-- start of Source material --

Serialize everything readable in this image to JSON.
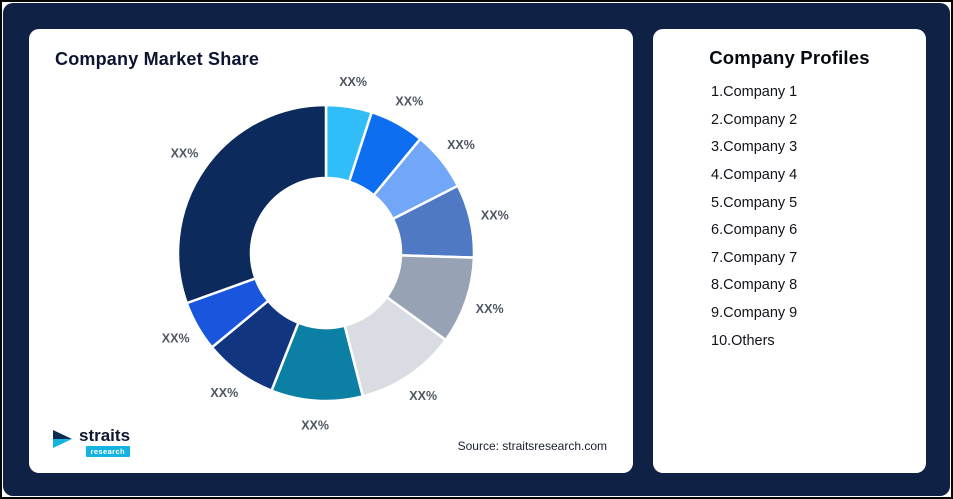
{
  "page": {
    "background": "#0f2145",
    "frame_border": "#060606"
  },
  "left_card": {
    "title": "Company Market Share",
    "source_note": "Source: straitsresearch.com"
  },
  "logo": {
    "text": "straits",
    "subtext": "research",
    "accent_color": "#14b3e0",
    "dark_color": "#0e2a52"
  },
  "right_card": {
    "title": "Company Profiles",
    "items": [
      "1.Company 1",
      "2.Company 2",
      "3.Company 3",
      "4.Company 4",
      "5.Company 5",
      "6.Company 6",
      "7.Company 7",
      "8.Company 8",
      "9.Company 9",
      "10.Others"
    ]
  },
  "chart_data": {
    "type": "pie",
    "donut": true,
    "inner_radius_ratio": 0.51,
    "title": "Company Market Share",
    "legend_position": "none",
    "start_angle_deg": -90,
    "direction": "clockwise",
    "note": "All slice data labels are placeholder text XX%; values are visual estimates of arc sizes in percent",
    "series": [
      {
        "name": "Company 1",
        "label": "XX%",
        "value": 5,
        "color": "#30bdf8"
      },
      {
        "name": "Company 2",
        "label": "XX%",
        "value": 6,
        "color": "#0d6ef0"
      },
      {
        "name": "Company 3",
        "label": "XX%",
        "value": 6.5,
        "color": "#72a6f7"
      },
      {
        "name": "Company 4",
        "label": "XX%",
        "value": 8,
        "color": "#5079c4"
      },
      {
        "name": "Company 5",
        "label": "XX%",
        "value": 9.5,
        "color": "#97a2b4"
      },
      {
        "name": "Company 6",
        "label": "XX%",
        "value": 11,
        "color": "#d9dde3"
      },
      {
        "name": "Company 7",
        "label": "XX%",
        "value": 10,
        "color": "#0c7fa5"
      },
      {
        "name": "Company 8",
        "label": "XX%",
        "value": 8,
        "color": "#11357f"
      },
      {
        "name": "Company 9",
        "label": "XX%",
        "value": 5.5,
        "color": "#1a56dd"
      },
      {
        "name": "Others",
        "label": "XX%",
        "value": 30.5,
        "color": "#0c2a5c"
      }
    ]
  }
}
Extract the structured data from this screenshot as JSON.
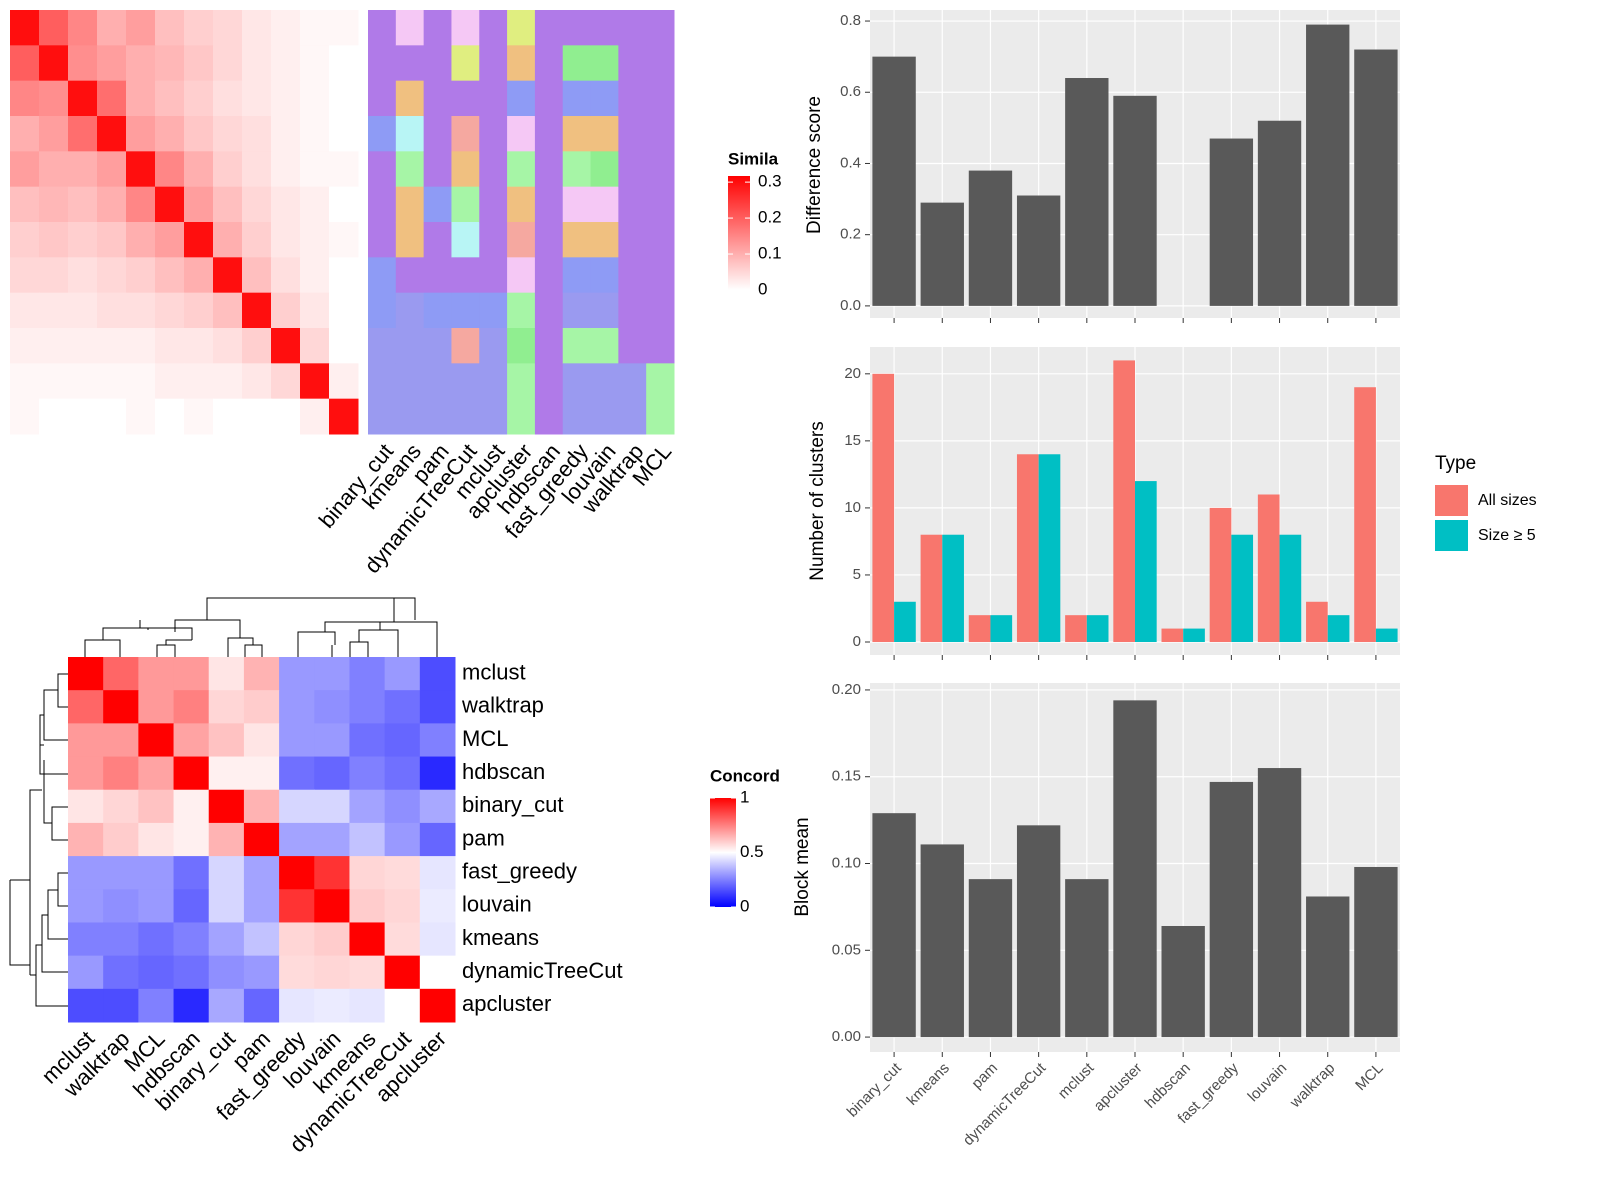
{
  "chart_data": [
    {
      "type": "heatmap",
      "legend_title": "Simila",
      "clim": [
        0,
        0.317
      ],
      "legend_ticks": [
        0,
        0.1,
        0.2,
        0.3
      ],
      "colors": [
        "#ffffff",
        "#ff0000"
      ],
      "matrix": [
        [
          0.3,
          0.2,
          0.15,
          0.1,
          0.12,
          0.08,
          0.06,
          0.05,
          0.03,
          0.02,
          0.01,
          0.01
        ],
        [
          0.2,
          0.3,
          0.14,
          0.12,
          0.1,
          0.09,
          0.07,
          0.05,
          0.03,
          0.02,
          0.01,
          0
        ],
        [
          0.15,
          0.14,
          0.3,
          0.18,
          0.1,
          0.08,
          0.06,
          0.04,
          0.03,
          0.02,
          0.01,
          0
        ],
        [
          0.1,
          0.12,
          0.18,
          0.3,
          0.12,
          0.1,
          0.07,
          0.05,
          0.04,
          0.02,
          0.01,
          0
        ],
        [
          0.12,
          0.1,
          0.1,
          0.12,
          0.3,
          0.15,
          0.1,
          0.06,
          0.04,
          0.02,
          0.01,
          0.01
        ],
        [
          0.08,
          0.09,
          0.08,
          0.1,
          0.15,
          0.3,
          0.12,
          0.08,
          0.05,
          0.03,
          0.02,
          0
        ],
        [
          0.06,
          0.07,
          0.06,
          0.07,
          0.1,
          0.12,
          0.3,
          0.1,
          0.06,
          0.03,
          0.02,
          0.01
        ],
        [
          0.05,
          0.05,
          0.04,
          0.05,
          0.06,
          0.08,
          0.1,
          0.3,
          0.08,
          0.04,
          0.02,
          0
        ],
        [
          0.03,
          0.03,
          0.03,
          0.04,
          0.04,
          0.05,
          0.06,
          0.08,
          0.3,
          0.06,
          0.03,
          0
        ],
        [
          0.02,
          0.02,
          0.02,
          0.02,
          0.02,
          0.03,
          0.03,
          0.04,
          0.06,
          0.3,
          0.05,
          0
        ],
        [
          0.01,
          0.01,
          0.01,
          0.01,
          0.01,
          0.02,
          0.02,
          0.02,
          0.03,
          0.05,
          0.3,
          0.02
        ],
        [
          0.01,
          0,
          0,
          0,
          0.01,
          0,
          0.01,
          0,
          0,
          0,
          0.02,
          0.3
        ]
      ]
    },
    {
      "type": "label-heatmap",
      "columns": [
        "binary_cut",
        "kmeans",
        "pam",
        "dynamicTreeCut",
        "mclust",
        "apcluster",
        "hdbscan",
        "fast_greedy",
        "louvain",
        "walktrap",
        "MCL"
      ],
      "palette": [
        "#b07ae8",
        "#8e9bf5",
        "#f0c080",
        "#a6f5a6",
        "#f5c8f5",
        "#b8f5f5",
        "#e0ee80",
        "#f5a8a0",
        "#9a9af0",
        "#90ee90"
      ],
      "matrix": [
        [
          0,
          0,
          0,
          1,
          0,
          0,
          0,
          1,
          1,
          8,
          8,
          8
        ],
        [
          4,
          0,
          2,
          5,
          3,
          2,
          2,
          0,
          8,
          8,
          8,
          8
        ],
        [
          0,
          0,
          0,
          0,
          0,
          1,
          0,
          0,
          1,
          8,
          8,
          8
        ],
        [
          4,
          6,
          0,
          7,
          2,
          3,
          5,
          0,
          1,
          7,
          8,
          8
        ],
        [
          0,
          0,
          0,
          0,
          0,
          0,
          0,
          0,
          1,
          8,
          8,
          8
        ],
        [
          6,
          2,
          1,
          4,
          3,
          2,
          7,
          4,
          3,
          9,
          3,
          3
        ],
        [
          0,
          0,
          0,
          0,
          0,
          0,
          0,
          0,
          0,
          0,
          0,
          0
        ],
        [
          0,
          9,
          1,
          2,
          3,
          4,
          2,
          1,
          8,
          3,
          8,
          8
        ],
        [
          0,
          9,
          1,
          2,
          9,
          4,
          2,
          1,
          8,
          3,
          8,
          8
        ],
        [
          0,
          0,
          0,
          0,
          0,
          0,
          0,
          0,
          0,
          0,
          8,
          8
        ],
        [
          0,
          0,
          0,
          0,
          0,
          0,
          0,
          0,
          0,
          0,
          3,
          3
        ]
      ]
    },
    {
      "type": "heatmap",
      "legend_title": "Concord",
      "clim": [
        0,
        1
      ],
      "legend_ticks": [
        0,
        0.5,
        1
      ],
      "colors": [
        "#0000ff",
        "#ffffff",
        "#ff0000"
      ],
      "categories": [
        "mclust",
        "walktrap",
        "MCL",
        "hdbscan",
        "binary_cut",
        "pam",
        "fast_greedy",
        "louvain",
        "kmeans",
        "dynamicTreeCut",
        "apcluster"
      ],
      "matrix": [
        [
          1,
          0.8,
          0.7,
          0.7,
          0.55,
          0.65,
          0.3,
          0.3,
          0.25,
          0.3,
          0.15
        ],
        [
          0.8,
          1,
          0.7,
          0.75,
          0.58,
          0.6,
          0.3,
          0.28,
          0.25,
          0.22,
          0.15
        ],
        [
          0.7,
          0.7,
          1,
          0.68,
          0.62,
          0.55,
          0.3,
          0.3,
          0.22,
          0.2,
          0.25
        ],
        [
          0.7,
          0.75,
          0.68,
          1,
          0.53,
          0.53,
          0.22,
          0.2,
          0.25,
          0.22,
          0.08
        ],
        [
          0.55,
          0.58,
          0.62,
          0.53,
          1,
          0.65,
          0.42,
          0.42,
          0.32,
          0.28,
          0.33
        ],
        [
          0.65,
          0.6,
          0.55,
          0.53,
          0.65,
          1,
          0.32,
          0.32,
          0.38,
          0.3,
          0.2
        ],
        [
          0.3,
          0.3,
          0.3,
          0.22,
          0.42,
          0.32,
          1,
          0.9,
          0.58,
          0.57,
          0.45
        ],
        [
          0.3,
          0.28,
          0.3,
          0.2,
          0.42,
          0.32,
          0.9,
          1,
          0.6,
          0.58,
          0.46
        ],
        [
          0.25,
          0.25,
          0.22,
          0.25,
          0.32,
          0.38,
          0.58,
          0.6,
          1,
          0.57,
          0.45
        ],
        [
          0.3,
          0.22,
          0.2,
          0.22,
          0.28,
          0.3,
          0.57,
          0.58,
          0.57,
          1,
          0.5
        ],
        [
          0.15,
          0.15,
          0.25,
          0.08,
          0.33,
          0.2,
          0.45,
          0.46,
          0.45,
          0.5,
          1
        ]
      ]
    },
    {
      "type": "bar",
      "y_label": "Difference score",
      "color": "#595959",
      "values": [
        0.7,
        0.29,
        0.38,
        0.31,
        0.64,
        0.59,
        null,
        0.47,
        0.52,
        0.79,
        0.72
      ],
      "ylim": [
        -0.034,
        0.831
      ],
      "yticks": [
        {
          "value": 0,
          "label": "0.0"
        },
        0.2,
        0.4,
        0.6,
        0.8
      ]
    },
    {
      "type": "grouped-bar",
      "y_label": "Number of clusters",
      "legend_title": "Type",
      "series": [
        {
          "name": "All sizes",
          "color": "#f8766d",
          "values": [
            20,
            8,
            2,
            14,
            2,
            21,
            1,
            10,
            11,
            3,
            19
          ]
        },
        {
          "name": "Size ≥ 5",
          "color": "#00bfc4",
          "values": [
            3,
            8,
            2,
            14,
            2,
            12,
            1,
            8,
            8,
            2,
            1
          ]
        }
      ],
      "ylim": [
        -0.97,
        22.0
      ],
      "yticks": [
        0,
        5,
        10,
        15,
        20
      ]
    },
    {
      "type": "bar",
      "y_label": "Block mean",
      "color": "#595959",
      "categories": [
        "binary_cut",
        "kmeans",
        "pam",
        "dynamicTreeCut",
        "mclust",
        "apcluster",
        "hdbscan",
        "fast_greedy",
        "louvain",
        "walktrap",
        "MCL"
      ],
      "values": [
        0.129,
        0.111,
        0.091,
        0.122,
        0.091,
        0.194,
        0.064,
        0.147,
        0.155,
        0.081,
        0.098
      ],
      "ylim": [
        -0.0086,
        0.204
      ],
      "yticks": [
        {
          "value": 0,
          "label": "0.00"
        },
        {
          "value": 0.05,
          "label": "0.05"
        },
        {
          "value": 0.1,
          "label": "0.10"
        },
        {
          "value": 0.15,
          "label": "0.15"
        },
        {
          "value": 0.2,
          "label": "0.20"
        }
      ]
    }
  ]
}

-- end of Source material --

What is expected: Which lines contain "this"? Copy each of them out.

Task result:
Serialize everything readable in this image to JSON.
Extract the structured data from this screenshot as JSON.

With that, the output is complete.